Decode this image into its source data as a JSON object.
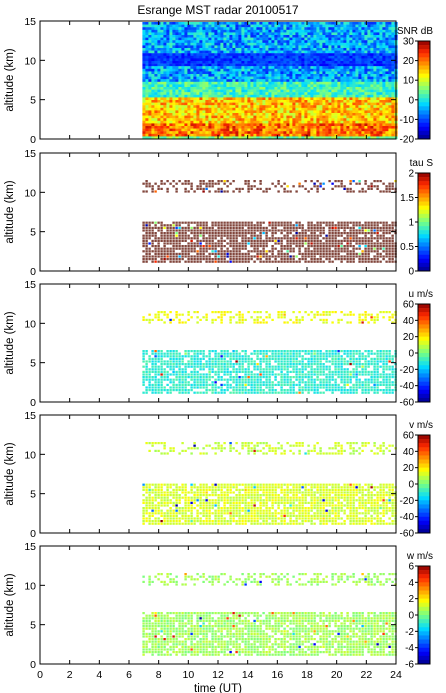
{
  "chart_data": {
    "type": "heatmap",
    "title": "Esrange MST radar 20100517",
    "xlabel": "time (UT)",
    "xlim": [
      0,
      24
    ],
    "xticks": [
      0,
      2,
      4,
      6,
      8,
      10,
      12,
      14,
      16,
      18,
      20,
      22,
      24
    ],
    "xtick_labels": [
      "0",
      "2",
      "4",
      "6",
      "8",
      "10",
      "12",
      "14",
      "16",
      "18",
      "20",
      "22",
      "24"
    ],
    "data_start_time": 6.9,
    "grid": false,
    "panels": [
      {
        "id": "snr",
        "ylabel": "altitude (km)",
        "ylim": [
          0,
          15
        ],
        "yticks": [
          0,
          5,
          10,
          15
        ],
        "colorbar": {
          "label": "SNR dB",
          "range": [
            -20,
            30
          ],
          "ticks": [
            30,
            20,
            10,
            0,
            -10,
            -20
          ]
        },
        "layers": [
          {
            "alt_range": [
              0.3,
              2.2
            ],
            "typical_value": 20
          },
          {
            "alt_range": [
              2.2,
              6.0
            ],
            "typical_value": 15
          },
          {
            "alt_range": [
              6.0,
              15
            ],
            "typical_value": -5
          }
        ]
      },
      {
        "id": "tau",
        "ylabel": "altitude (km)",
        "ylim": [
          0,
          15
        ],
        "yticks": [
          0,
          5,
          10,
          15
        ],
        "colorbar": {
          "label": "tau S",
          "range": [
            0,
            2
          ],
          "ticks": [
            2,
            1.5,
            1,
            0.5,
            0
          ]
        },
        "layers": [
          {
            "alt_range": [
              1.2,
              6.5
            ],
            "typical_value": 1.8
          },
          {
            "alt_range": [
              10.2,
              11.6
            ],
            "typical_value": 1.8
          }
        ]
      },
      {
        "id": "u",
        "ylabel": "altitude (km)",
        "ylim": [
          0,
          15
        ],
        "yticks": [
          0,
          5,
          10,
          15
        ],
        "colorbar": {
          "label": "u m/s",
          "range": [
            -60,
            60
          ],
          "ticks": [
            60,
            40,
            20,
            0,
            -20,
            -40,
            -60
          ]
        },
        "layers": [
          {
            "alt_range": [
              1.2,
              6.8
            ],
            "typical_value": -10
          },
          {
            "alt_range": [
              10.2,
              11.6
            ],
            "typical_value": 15
          }
        ]
      },
      {
        "id": "v",
        "ylabel": "altitude (km)",
        "ylim": [
          0,
          15
        ],
        "yticks": [
          0,
          5,
          10,
          15
        ],
        "colorbar": {
          "label": "v m/s",
          "range": [
            -60,
            60
          ],
          "ticks": [
            60,
            40,
            20,
            0,
            -20,
            -40,
            -60
          ]
        },
        "layers": [
          {
            "alt_range": [
              1.2,
              6.5
            ],
            "typical_value": 12
          },
          {
            "alt_range": [
              10.2,
              11.6
            ],
            "typical_value": 10
          }
        ]
      },
      {
        "id": "w",
        "ylabel": "altitude (km)",
        "ylim": [
          0,
          15
        ],
        "yticks": [
          0,
          5,
          10,
          15
        ],
        "colorbar": {
          "label": "w m/s",
          "range": [
            -6,
            6
          ],
          "ticks": [
            6,
            4,
            2,
            0,
            -2,
            -4,
            -6
          ]
        },
        "layers": [
          {
            "alt_range": [
              1.2,
              6.8
            ],
            "typical_value": 0.5
          },
          {
            "alt_range": [
              10.2,
              11.6
            ],
            "typical_value": 0.5
          }
        ]
      }
    ]
  }
}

WORK TO BE COMPLETED:
Copy out the data above exactly, except the pictures.

TASK ANSWER:
Decode this image into its source data as a JSON object.
{
  "chart_data": {
    "type": "heatmap",
    "title": "Esrange MST radar 20100517",
    "xlabel": "time (UT)",
    "xlim": [
      0,
      24
    ],
    "xticks": [
      0,
      2,
      4,
      6,
      8,
      10,
      12,
      14,
      16,
      18,
      20,
      22,
      24
    ],
    "xtick_labels": [
      "0",
      "2",
      "4",
      "6",
      "8",
      "10",
      "12",
      "14",
      "16",
      "18",
      "20",
      "22",
      "24"
    ],
    "data_start_time": 6.9,
    "grid": false,
    "panels": [
      {
        "id": "snr",
        "ylabel": "altitude (km)",
        "ylim": [
          0,
          15
        ],
        "yticks": [
          0,
          5,
          10,
          15
        ],
        "colorbar": {
          "label": "SNR dB",
          "range": [
            -20,
            30
          ],
          "ticks": [
            30,
            20,
            10,
            0,
            -10,
            -20
          ]
        },
        "layers": [
          {
            "alt_range": [
              0.3,
              2.2
            ],
            "typical_value": 20
          },
          {
            "alt_range": [
              2.2,
              6.0
            ],
            "typical_value": 15
          },
          {
            "alt_range": [
              6.0,
              15
            ],
            "typical_value": -5
          }
        ]
      },
      {
        "id": "tau",
        "ylabel": "altitude (km)",
        "ylim": [
          0,
          15
        ],
        "yticks": [
          0,
          5,
          10,
          15
        ],
        "colorbar": {
          "label": "tau S",
          "range": [
            0,
            2
          ],
          "ticks": [
            2,
            1.5,
            1,
            0.5,
            0
          ]
        },
        "layers": [
          {
            "alt_range": [
              1.2,
              6.5
            ],
            "typical_value": 1.8
          },
          {
            "alt_range": [
              10.2,
              11.6
            ],
            "typical_value": 1.8
          }
        ]
      },
      {
        "id": "u",
        "ylabel": "altitude (km)",
        "ylim": [
          0,
          15
        ],
        "yticks": [
          0,
          5,
          10,
          15
        ],
        "colorbar": {
          "label": "u m/s",
          "range": [
            -60,
            60
          ],
          "ticks": [
            60,
            40,
            20,
            0,
            -20,
            -40,
            -60
          ]
        },
        "layers": [
          {
            "alt_range": [
              1.2,
              6.8
            ],
            "typical_value": -10
          },
          {
            "alt_range": [
              10.2,
              11.6
            ],
            "typical_value": 15
          }
        ]
      },
      {
        "id": "v",
        "ylabel": "altitude (km)",
        "ylim": [
          0,
          15
        ],
        "yticks": [
          0,
          5,
          10,
          15
        ],
        "colorbar": {
          "label": "v m/s",
          "range": [
            -60,
            60
          ],
          "ticks": [
            60,
            40,
            20,
            0,
            -20,
            -40,
            -60
          ]
        },
        "layers": [
          {
            "alt_range": [
              1.2,
              6.5
            ],
            "typical_value": 12
          },
          {
            "alt_range": [
              10.2,
              11.6
            ],
            "typical_value": 10
          }
        ]
      },
      {
        "id": "w",
        "ylabel": "altitude (km)",
        "ylim": [
          0,
          15
        ],
        "yticks": [
          0,
          5,
          10,
          15
        ],
        "colorbar": {
          "label": "w m/s",
          "range": [
            -6,
            6
          ],
          "ticks": [
            6,
            4,
            2,
            0,
            -2,
            -4,
            -6
          ]
        },
        "layers": [
          {
            "alt_range": [
              1.2,
              6.8
            ],
            "typical_value": 0.5
          },
          {
            "alt_range": [
              10.2,
              11.6
            ],
            "typical_value": 0.5
          }
        ]
      }
    ]
  }
}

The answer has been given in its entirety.